## [Supplied information]
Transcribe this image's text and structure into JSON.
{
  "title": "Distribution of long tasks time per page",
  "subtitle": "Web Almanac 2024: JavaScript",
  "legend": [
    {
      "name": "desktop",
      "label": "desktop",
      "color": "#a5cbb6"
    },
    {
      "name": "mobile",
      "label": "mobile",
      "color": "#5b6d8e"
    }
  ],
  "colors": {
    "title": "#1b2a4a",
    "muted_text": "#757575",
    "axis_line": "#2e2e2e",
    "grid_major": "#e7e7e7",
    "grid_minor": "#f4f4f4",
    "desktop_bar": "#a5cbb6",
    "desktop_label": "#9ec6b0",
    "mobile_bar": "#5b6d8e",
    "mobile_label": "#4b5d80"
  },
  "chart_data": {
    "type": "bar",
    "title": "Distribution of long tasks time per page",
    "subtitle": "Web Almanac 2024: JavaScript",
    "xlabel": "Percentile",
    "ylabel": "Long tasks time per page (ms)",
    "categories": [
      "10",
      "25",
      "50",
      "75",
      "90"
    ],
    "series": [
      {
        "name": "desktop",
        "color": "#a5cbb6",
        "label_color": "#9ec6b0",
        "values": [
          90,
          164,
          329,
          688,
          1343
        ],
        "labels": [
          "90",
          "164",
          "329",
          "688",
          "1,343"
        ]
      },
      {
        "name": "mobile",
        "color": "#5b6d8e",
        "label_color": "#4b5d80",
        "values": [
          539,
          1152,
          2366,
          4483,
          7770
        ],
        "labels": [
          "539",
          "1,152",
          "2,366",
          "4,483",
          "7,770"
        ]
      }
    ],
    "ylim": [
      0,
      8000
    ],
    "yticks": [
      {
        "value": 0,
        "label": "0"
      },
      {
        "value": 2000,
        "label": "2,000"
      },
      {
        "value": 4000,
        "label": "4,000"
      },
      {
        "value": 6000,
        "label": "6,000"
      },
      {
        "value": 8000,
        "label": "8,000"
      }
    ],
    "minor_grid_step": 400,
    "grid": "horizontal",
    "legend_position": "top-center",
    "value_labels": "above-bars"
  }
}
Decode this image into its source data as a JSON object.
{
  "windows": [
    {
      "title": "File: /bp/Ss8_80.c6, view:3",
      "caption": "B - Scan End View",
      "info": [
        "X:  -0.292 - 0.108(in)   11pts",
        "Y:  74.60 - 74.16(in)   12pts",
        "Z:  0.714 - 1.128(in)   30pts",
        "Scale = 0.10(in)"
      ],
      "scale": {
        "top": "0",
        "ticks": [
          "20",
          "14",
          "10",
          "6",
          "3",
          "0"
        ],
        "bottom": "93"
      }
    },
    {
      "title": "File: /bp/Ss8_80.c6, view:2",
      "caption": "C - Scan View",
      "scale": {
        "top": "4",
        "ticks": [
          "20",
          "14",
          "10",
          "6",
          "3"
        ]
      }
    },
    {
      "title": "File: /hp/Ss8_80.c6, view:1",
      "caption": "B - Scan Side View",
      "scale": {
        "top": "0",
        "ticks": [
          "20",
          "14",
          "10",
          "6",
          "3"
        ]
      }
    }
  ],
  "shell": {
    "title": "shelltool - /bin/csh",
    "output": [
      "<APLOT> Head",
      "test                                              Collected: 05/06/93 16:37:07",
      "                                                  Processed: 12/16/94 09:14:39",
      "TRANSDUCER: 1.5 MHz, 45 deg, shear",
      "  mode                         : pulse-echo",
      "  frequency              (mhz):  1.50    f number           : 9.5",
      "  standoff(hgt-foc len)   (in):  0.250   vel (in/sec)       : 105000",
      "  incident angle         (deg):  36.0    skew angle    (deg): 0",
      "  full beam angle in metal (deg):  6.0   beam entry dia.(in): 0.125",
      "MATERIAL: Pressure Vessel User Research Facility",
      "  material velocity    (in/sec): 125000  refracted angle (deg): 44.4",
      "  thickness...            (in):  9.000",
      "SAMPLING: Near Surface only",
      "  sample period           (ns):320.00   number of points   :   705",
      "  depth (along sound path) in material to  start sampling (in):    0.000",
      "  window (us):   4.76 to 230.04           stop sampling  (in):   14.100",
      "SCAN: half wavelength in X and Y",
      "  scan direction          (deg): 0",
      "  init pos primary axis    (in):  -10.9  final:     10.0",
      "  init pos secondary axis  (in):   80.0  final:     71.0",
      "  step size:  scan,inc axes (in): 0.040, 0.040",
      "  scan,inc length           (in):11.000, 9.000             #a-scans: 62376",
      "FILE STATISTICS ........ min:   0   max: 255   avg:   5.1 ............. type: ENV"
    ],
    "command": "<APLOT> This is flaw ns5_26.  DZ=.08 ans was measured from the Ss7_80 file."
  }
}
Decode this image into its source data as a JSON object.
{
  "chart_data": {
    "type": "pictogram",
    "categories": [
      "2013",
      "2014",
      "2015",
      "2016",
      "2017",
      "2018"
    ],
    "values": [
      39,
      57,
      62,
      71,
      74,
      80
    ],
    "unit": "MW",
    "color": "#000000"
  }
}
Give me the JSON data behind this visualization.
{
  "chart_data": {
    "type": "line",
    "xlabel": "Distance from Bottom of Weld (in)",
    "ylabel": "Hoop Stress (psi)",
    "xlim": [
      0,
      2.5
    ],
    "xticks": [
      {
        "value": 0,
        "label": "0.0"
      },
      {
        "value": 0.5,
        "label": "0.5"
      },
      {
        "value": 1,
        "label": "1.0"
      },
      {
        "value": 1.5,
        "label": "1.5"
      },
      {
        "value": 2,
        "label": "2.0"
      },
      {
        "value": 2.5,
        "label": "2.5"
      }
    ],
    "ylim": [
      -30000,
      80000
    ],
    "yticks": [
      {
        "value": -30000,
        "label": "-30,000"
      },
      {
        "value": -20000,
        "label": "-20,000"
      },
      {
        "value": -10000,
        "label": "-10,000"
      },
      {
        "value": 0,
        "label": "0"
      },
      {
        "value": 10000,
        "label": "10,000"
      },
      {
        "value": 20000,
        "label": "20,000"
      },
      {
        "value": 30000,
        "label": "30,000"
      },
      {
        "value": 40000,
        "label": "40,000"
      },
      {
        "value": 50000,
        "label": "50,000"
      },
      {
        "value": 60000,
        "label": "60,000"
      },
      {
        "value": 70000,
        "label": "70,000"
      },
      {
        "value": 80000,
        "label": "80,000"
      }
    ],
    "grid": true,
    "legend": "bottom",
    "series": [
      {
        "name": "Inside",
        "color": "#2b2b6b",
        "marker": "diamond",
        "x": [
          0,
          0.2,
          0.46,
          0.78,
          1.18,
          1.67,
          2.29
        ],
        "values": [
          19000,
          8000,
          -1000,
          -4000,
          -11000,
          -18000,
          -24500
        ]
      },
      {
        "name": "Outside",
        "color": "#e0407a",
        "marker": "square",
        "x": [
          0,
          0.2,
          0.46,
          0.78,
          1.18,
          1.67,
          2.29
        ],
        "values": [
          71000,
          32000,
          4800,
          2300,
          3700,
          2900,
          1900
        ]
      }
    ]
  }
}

## [The task]
Reply with nothing but the number of lines in the data above that contain "APLOT".

## [Solution to this problem]
2